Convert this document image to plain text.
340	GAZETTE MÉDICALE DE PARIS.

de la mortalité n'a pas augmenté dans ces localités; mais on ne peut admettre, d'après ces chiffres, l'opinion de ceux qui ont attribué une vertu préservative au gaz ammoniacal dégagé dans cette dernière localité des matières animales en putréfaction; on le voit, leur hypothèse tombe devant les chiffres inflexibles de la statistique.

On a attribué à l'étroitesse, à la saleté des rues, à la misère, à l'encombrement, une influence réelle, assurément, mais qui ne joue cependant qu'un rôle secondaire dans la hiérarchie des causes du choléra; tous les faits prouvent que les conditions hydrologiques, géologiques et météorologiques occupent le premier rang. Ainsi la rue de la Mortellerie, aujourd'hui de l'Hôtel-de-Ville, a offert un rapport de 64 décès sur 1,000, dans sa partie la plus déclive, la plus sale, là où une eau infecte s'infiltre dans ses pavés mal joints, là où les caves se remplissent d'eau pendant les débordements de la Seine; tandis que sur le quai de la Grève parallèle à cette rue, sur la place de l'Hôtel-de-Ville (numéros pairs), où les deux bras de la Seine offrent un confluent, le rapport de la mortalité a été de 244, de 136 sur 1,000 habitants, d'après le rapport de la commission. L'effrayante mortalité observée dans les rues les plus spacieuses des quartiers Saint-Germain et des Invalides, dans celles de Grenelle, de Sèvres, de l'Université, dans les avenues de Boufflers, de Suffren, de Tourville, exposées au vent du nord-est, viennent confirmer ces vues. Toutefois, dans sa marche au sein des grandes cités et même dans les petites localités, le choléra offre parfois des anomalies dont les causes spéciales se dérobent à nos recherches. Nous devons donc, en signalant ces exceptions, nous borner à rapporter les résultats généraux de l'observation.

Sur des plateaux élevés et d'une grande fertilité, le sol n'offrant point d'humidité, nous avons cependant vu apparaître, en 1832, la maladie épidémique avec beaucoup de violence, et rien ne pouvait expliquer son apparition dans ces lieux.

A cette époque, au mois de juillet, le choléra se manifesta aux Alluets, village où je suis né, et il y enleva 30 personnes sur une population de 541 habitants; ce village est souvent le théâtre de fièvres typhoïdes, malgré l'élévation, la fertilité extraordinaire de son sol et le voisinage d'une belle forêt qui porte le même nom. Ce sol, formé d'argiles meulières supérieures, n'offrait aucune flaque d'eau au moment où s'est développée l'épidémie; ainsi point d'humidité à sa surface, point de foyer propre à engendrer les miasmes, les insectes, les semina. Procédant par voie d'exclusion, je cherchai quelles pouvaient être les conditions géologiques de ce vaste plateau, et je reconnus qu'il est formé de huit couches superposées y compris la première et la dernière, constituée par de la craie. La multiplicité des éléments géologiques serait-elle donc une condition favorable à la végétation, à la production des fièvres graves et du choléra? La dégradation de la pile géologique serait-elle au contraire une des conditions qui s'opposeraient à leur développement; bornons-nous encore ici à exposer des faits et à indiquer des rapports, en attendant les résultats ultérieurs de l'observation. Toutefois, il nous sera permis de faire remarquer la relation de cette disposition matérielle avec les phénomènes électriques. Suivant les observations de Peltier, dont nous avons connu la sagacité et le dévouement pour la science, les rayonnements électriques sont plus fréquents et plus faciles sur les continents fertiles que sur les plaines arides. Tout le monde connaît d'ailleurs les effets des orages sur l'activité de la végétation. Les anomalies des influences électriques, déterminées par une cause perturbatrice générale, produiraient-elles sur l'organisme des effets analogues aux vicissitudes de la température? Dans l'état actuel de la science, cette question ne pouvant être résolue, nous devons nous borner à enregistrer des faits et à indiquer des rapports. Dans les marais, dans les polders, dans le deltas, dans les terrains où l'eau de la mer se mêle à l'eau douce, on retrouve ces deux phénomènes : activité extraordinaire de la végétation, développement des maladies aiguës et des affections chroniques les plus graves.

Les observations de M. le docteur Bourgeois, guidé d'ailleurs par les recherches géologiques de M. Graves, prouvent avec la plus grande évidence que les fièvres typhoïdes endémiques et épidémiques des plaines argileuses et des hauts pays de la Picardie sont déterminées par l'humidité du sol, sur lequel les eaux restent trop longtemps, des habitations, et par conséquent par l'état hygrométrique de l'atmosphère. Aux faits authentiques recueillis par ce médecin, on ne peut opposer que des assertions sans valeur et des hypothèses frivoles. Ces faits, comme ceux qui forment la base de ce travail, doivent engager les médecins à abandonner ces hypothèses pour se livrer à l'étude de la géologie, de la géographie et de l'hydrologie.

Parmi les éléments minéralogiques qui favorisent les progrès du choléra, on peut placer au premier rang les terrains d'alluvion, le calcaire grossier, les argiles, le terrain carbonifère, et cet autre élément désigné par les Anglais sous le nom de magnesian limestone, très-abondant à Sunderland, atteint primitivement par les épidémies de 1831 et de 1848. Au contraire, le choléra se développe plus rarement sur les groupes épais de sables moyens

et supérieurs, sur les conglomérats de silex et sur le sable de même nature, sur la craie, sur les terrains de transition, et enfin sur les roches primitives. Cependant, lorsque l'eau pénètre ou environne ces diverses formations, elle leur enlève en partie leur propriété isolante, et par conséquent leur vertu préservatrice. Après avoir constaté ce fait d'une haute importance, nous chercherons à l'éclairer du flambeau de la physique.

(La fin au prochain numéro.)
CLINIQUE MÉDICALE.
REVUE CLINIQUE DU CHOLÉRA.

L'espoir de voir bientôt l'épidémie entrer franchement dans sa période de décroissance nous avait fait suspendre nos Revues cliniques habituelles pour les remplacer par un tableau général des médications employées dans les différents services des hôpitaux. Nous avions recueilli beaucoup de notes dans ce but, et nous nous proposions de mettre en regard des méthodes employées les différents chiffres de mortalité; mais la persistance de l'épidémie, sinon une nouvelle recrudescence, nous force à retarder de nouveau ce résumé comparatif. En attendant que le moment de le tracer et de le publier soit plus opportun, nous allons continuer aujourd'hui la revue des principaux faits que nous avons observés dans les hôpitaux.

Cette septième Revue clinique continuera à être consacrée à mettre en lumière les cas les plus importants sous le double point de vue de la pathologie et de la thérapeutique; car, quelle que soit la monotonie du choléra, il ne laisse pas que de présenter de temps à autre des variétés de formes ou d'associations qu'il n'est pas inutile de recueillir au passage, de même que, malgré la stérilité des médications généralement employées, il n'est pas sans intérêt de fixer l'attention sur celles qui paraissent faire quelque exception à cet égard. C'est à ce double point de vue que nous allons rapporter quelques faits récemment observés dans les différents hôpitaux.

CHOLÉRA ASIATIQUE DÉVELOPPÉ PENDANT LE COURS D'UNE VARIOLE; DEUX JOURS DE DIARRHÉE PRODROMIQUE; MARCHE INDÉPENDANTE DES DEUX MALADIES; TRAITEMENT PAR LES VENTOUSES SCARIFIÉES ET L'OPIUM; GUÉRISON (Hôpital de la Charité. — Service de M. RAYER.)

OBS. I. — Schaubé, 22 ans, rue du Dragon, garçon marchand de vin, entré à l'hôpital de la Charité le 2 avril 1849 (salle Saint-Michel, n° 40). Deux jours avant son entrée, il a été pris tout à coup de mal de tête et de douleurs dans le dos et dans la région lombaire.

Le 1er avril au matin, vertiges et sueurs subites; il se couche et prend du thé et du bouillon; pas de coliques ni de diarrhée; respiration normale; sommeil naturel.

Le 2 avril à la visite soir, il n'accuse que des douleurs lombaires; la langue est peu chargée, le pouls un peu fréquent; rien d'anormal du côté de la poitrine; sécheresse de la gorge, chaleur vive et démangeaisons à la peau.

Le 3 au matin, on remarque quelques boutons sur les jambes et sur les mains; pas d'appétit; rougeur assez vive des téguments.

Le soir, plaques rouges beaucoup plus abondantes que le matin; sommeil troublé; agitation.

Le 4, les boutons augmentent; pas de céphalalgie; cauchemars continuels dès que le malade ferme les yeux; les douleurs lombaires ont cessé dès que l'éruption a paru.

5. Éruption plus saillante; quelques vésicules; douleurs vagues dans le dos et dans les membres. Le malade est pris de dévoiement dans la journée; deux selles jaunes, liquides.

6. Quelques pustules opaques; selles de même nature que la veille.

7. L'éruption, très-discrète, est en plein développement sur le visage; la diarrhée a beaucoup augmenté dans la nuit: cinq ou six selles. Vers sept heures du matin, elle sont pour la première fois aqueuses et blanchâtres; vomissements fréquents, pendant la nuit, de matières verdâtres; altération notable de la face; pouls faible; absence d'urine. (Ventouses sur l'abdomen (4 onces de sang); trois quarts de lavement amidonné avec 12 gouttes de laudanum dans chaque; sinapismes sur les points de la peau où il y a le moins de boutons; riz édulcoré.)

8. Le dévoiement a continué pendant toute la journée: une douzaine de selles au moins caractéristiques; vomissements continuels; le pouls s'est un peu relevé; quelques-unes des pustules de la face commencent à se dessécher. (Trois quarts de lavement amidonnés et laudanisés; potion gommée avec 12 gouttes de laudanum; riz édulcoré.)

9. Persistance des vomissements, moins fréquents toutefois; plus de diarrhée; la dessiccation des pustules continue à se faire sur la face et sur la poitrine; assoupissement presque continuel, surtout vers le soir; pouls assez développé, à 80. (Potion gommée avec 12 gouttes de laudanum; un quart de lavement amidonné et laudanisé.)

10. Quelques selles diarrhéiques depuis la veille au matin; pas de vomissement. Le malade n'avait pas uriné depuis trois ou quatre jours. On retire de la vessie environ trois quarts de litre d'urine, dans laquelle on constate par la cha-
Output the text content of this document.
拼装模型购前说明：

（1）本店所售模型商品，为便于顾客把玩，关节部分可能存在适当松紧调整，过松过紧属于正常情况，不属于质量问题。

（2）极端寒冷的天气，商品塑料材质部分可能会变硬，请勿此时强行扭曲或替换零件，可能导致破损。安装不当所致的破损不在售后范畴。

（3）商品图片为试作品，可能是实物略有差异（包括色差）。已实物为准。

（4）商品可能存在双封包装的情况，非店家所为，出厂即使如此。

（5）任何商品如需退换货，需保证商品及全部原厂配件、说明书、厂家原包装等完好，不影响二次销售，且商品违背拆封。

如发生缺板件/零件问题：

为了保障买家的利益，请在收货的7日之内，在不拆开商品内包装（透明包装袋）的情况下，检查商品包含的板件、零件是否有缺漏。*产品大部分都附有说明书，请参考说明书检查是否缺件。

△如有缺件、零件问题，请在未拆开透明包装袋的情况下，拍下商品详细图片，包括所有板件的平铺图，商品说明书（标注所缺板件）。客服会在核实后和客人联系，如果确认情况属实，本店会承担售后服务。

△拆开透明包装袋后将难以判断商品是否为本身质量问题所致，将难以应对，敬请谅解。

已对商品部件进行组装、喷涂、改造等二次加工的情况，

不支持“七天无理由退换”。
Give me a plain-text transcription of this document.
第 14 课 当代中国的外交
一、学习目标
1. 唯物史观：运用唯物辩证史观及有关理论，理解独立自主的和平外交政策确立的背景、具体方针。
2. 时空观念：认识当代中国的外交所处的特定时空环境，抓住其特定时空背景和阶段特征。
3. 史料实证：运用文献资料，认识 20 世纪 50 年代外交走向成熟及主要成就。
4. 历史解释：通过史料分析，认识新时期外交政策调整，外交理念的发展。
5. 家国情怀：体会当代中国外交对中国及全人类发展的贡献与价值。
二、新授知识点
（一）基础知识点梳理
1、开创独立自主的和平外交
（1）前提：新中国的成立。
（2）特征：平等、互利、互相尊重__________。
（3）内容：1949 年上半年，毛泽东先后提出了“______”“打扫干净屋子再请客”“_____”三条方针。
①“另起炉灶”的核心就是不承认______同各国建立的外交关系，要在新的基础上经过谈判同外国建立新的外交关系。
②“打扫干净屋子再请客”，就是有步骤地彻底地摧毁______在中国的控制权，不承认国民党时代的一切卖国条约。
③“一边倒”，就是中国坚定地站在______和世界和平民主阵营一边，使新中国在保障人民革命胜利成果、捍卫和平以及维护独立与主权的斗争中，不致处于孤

## Stated goal:
Look through the data above. Each line containing the word "text" needs to be copied.

## Output:
Convert this document image to plain text.
Output the text content of this document.
Give me a plain-text transcription of this document.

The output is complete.